# [Exercise details]
Copy all of the material exactly. Pictures are not to appear in the copy.
====== Data provided ======
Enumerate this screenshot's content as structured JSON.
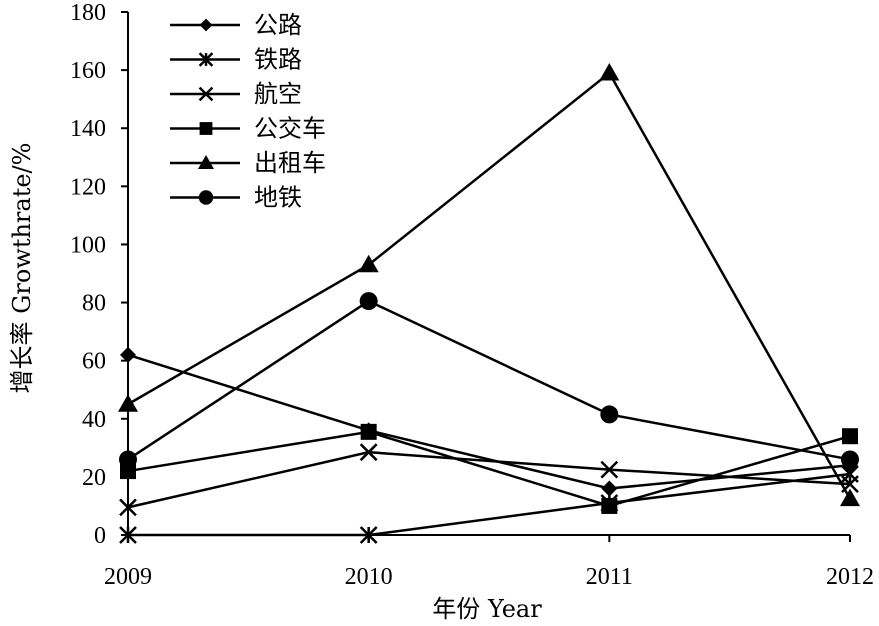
{
  "chart_data": {
    "type": "line",
    "title": "",
    "xlabel": "年份 Year",
    "ylabel": "增长率 Growthrate/%",
    "categories": [
      "2009",
      "2010",
      "2011",
      "2012"
    ],
    "ylim": [
      0,
      180
    ],
    "yticks": [
      0,
      20,
      40,
      60,
      80,
      100,
      120,
      140,
      160,
      180
    ],
    "grid": false,
    "legend_position": "top-left",
    "series": [
      {
        "name": "公路",
        "marker": "diamond",
        "values": [
          62,
          36,
          16,
          24
        ]
      },
      {
        "name": "铁路",
        "marker": "asterisk",
        "values": [
          0,
          0,
          11,
          21
        ]
      },
      {
        "name": "航空",
        "marker": "x",
        "values": [
          9.5,
          28.5,
          22.5,
          17.5
        ]
      },
      {
        "name": "公交车",
        "marker": "square",
        "values": [
          22,
          35.5,
          10,
          34
        ]
      },
      {
        "name": "出租车",
        "marker": "triangle",
        "values": [
          45,
          93,
          159,
          12.5
        ]
      },
      {
        "name": "地铁",
        "marker": "circle",
        "values": [
          26,
          80.5,
          41.5,
          26
        ]
      }
    ]
  }
}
======
# [Completed task]
Enumerate this screenshot's content as structured JSON.
{
  "chart_data": {
    "type": "line",
    "title": "",
    "xlabel": "年份 Year",
    "ylabel": "增长率 Growthrate/%",
    "categories": [
      "2009",
      "2010",
      "2011",
      "2012"
    ],
    "ylim": [
      0,
      180
    ],
    "yticks": [
      0,
      20,
      40,
      60,
      80,
      100,
      120,
      140,
      160,
      180
    ],
    "grid": false,
    "legend_position": "top-left",
    "series": [
      {
        "name": "公路",
        "marker": "diamond",
        "values": [
          62,
          36,
          16,
          24
        ]
      },
      {
        "name": "铁路",
        "marker": "asterisk",
        "values": [
          0,
          0,
          11,
          21
        ]
      },
      {
        "name": "航空",
        "marker": "x",
        "values": [
          9.5,
          28.5,
          22.5,
          17.5
        ]
      },
      {
        "name": "公交车",
        "marker": "square",
        "values": [
          22,
          35.5,
          10,
          34
        ]
      },
      {
        "name": "出租车",
        "marker": "triangle",
        "values": [
          45,
          93,
          159,
          12.5
        ]
      },
      {
        "name": "地铁",
        "marker": "circle",
        "values": [
          26,
          80.5,
          41.5,
          26
        ]
      }
    ]
  }
}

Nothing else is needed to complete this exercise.